** BEGIN Data entries **

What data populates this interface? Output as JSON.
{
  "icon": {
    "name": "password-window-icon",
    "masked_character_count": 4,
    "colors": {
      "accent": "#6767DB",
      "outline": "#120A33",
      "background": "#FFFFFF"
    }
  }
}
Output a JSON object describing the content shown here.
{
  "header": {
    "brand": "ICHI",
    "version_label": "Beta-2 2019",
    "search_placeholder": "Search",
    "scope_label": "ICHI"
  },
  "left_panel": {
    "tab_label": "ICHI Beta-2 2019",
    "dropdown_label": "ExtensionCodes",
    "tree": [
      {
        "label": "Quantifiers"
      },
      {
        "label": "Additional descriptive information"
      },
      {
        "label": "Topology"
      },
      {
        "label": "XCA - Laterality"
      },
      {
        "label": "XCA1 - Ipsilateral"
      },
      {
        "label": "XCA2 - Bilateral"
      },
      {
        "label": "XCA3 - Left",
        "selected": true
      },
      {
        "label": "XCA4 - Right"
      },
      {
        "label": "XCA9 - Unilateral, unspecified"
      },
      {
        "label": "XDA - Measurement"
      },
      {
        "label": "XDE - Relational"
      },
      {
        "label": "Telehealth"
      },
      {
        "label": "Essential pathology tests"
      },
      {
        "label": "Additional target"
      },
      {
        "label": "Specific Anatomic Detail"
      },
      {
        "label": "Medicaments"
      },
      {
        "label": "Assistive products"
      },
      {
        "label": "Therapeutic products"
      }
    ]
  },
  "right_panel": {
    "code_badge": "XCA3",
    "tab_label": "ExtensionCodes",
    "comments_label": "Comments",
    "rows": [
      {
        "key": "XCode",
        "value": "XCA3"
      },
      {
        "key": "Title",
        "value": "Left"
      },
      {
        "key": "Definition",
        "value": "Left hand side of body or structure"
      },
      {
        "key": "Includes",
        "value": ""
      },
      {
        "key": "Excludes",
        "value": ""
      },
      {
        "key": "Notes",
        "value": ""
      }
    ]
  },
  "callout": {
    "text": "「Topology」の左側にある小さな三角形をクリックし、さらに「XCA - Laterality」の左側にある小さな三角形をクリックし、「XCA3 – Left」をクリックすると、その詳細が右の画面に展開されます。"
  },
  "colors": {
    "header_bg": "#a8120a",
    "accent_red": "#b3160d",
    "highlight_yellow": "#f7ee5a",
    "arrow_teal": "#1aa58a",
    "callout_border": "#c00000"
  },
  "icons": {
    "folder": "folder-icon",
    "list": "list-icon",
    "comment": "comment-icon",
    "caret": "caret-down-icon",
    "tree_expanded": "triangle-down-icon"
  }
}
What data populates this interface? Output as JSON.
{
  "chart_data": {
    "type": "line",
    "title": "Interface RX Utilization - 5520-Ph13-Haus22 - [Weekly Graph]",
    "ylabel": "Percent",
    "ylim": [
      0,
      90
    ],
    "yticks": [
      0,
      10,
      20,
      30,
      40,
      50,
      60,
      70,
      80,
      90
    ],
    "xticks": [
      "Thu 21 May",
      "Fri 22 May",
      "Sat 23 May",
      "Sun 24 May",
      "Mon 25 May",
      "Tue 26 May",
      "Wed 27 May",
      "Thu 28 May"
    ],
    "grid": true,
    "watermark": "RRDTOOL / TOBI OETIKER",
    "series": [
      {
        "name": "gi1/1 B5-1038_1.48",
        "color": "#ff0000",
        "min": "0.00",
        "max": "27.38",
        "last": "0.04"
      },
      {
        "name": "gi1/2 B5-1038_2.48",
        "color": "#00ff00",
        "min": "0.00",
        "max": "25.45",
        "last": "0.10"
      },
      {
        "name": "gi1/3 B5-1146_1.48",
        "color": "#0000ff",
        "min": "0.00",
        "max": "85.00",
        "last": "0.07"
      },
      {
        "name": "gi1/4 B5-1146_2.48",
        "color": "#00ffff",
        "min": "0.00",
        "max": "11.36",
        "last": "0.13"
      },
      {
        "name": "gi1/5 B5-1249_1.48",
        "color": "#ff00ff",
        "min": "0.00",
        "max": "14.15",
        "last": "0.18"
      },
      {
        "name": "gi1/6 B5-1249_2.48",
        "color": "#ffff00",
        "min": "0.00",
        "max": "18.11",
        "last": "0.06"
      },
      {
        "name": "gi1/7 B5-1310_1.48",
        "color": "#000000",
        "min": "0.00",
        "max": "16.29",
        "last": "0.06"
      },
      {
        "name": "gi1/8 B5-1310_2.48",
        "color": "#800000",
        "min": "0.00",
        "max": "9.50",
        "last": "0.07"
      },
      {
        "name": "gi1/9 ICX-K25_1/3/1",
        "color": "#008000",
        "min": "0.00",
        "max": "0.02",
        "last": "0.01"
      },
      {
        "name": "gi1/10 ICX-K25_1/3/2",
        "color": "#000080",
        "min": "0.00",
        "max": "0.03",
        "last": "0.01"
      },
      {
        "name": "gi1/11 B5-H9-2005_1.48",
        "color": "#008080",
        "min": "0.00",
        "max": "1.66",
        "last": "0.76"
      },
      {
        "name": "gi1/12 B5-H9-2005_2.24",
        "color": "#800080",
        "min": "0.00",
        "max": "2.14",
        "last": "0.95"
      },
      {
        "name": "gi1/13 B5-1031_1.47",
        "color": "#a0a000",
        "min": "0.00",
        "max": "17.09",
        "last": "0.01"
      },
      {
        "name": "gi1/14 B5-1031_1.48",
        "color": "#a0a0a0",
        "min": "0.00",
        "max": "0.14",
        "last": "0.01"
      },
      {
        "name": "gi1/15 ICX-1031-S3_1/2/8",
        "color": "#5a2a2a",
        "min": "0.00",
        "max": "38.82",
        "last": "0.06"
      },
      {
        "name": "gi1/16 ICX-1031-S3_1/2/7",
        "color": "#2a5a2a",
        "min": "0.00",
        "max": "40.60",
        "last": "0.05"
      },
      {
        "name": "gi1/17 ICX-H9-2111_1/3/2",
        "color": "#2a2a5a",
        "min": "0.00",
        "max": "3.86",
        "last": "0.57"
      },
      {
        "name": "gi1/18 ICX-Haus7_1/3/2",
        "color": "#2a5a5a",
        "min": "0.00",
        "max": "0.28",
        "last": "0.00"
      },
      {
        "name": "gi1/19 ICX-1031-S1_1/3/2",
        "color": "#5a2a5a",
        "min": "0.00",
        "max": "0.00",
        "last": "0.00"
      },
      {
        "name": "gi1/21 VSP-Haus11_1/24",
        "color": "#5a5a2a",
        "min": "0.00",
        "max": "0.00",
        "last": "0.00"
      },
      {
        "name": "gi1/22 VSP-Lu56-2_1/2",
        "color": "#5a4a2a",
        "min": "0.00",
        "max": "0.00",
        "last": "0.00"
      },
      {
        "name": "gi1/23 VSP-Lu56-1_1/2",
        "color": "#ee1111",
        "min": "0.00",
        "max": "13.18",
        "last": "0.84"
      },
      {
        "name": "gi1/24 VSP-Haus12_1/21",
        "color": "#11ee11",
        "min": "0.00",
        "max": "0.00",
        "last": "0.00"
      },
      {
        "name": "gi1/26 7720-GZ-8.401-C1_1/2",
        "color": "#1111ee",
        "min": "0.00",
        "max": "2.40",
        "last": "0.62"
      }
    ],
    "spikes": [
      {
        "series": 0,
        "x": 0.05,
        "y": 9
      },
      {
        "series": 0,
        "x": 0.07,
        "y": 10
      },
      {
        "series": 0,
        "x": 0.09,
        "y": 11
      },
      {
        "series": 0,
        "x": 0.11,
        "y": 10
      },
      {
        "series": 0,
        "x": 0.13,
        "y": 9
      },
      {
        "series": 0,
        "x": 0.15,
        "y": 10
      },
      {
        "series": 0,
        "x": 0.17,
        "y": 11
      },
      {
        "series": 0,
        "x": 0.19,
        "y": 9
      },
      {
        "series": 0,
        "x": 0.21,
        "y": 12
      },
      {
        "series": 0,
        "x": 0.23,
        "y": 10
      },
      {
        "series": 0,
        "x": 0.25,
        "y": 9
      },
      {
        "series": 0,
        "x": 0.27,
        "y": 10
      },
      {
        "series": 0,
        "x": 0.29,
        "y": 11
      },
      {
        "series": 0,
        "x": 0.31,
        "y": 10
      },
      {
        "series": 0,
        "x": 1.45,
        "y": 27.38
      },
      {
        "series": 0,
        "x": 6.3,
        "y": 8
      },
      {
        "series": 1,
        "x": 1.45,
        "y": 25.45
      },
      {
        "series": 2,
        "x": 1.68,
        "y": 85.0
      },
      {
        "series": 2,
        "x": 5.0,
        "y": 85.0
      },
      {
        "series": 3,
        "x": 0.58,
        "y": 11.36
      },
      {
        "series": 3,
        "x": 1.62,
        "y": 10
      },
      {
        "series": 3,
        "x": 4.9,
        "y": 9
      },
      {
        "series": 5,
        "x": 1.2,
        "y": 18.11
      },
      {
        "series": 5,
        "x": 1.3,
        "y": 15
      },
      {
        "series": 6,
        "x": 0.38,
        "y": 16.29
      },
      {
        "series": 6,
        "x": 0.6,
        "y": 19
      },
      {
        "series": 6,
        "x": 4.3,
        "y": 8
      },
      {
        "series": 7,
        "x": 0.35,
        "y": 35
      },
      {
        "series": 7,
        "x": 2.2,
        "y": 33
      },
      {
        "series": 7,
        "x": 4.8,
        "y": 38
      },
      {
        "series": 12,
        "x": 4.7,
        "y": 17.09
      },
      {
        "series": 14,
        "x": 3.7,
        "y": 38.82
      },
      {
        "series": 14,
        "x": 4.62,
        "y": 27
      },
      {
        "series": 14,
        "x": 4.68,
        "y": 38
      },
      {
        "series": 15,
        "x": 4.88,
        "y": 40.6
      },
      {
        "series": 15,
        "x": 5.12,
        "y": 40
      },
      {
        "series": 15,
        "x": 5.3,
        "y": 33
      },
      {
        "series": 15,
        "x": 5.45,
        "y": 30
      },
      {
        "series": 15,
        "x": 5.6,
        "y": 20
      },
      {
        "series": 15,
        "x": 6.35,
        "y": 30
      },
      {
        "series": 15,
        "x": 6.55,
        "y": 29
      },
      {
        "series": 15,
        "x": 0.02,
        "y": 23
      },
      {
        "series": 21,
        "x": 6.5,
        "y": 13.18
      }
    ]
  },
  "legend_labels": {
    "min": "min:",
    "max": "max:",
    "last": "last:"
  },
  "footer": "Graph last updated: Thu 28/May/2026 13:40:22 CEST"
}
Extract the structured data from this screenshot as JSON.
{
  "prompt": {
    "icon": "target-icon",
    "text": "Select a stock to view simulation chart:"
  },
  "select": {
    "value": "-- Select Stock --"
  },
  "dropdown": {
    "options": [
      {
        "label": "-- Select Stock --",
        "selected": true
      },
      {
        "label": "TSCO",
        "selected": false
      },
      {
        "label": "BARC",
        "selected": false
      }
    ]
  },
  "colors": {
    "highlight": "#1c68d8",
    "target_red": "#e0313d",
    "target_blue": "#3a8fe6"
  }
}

** END Data entries **

Written request: Your answer should be only the number of lines that hold the word "products".

Complete response: 2